▸ **Aim**:
Every line of the data that contains the string "Number" must be copied.

════════════════════

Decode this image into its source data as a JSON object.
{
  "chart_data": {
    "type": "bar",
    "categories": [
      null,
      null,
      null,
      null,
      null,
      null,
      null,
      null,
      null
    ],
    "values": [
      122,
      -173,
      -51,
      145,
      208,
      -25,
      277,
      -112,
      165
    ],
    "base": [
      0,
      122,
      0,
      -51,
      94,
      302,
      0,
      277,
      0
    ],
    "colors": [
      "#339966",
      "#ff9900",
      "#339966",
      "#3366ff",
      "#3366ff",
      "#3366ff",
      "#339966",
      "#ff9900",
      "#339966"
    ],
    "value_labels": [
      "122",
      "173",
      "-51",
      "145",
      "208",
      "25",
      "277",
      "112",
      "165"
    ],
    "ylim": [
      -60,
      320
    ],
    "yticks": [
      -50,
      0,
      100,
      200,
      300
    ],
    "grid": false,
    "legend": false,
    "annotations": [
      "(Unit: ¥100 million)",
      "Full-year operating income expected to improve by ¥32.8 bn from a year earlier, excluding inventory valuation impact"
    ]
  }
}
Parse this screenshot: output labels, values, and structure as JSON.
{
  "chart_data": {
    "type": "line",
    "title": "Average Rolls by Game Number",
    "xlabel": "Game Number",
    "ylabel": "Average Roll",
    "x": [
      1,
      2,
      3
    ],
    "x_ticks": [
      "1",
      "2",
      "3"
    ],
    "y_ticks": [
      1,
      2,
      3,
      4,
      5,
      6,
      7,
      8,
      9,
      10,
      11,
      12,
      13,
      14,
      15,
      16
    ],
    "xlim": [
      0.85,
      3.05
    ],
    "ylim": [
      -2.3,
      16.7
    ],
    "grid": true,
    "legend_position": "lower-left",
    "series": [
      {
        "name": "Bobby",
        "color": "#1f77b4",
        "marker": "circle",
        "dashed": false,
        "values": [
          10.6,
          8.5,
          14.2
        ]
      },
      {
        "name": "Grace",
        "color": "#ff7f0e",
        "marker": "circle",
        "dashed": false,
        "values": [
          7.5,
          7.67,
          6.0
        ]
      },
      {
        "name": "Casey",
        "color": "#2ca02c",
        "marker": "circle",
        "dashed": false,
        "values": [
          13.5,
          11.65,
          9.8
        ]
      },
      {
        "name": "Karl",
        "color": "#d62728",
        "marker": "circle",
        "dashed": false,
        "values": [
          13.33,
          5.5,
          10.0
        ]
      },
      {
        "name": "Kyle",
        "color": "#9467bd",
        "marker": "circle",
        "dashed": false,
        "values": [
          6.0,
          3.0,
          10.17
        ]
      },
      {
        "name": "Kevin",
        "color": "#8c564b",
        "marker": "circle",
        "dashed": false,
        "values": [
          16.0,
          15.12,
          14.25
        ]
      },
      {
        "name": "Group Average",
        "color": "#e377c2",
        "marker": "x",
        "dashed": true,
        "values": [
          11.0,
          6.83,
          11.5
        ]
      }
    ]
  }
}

════════════════════

▸ **Final result**:
    "title": "Average Rolls by Game Number",
    "xlabel": "Game Number",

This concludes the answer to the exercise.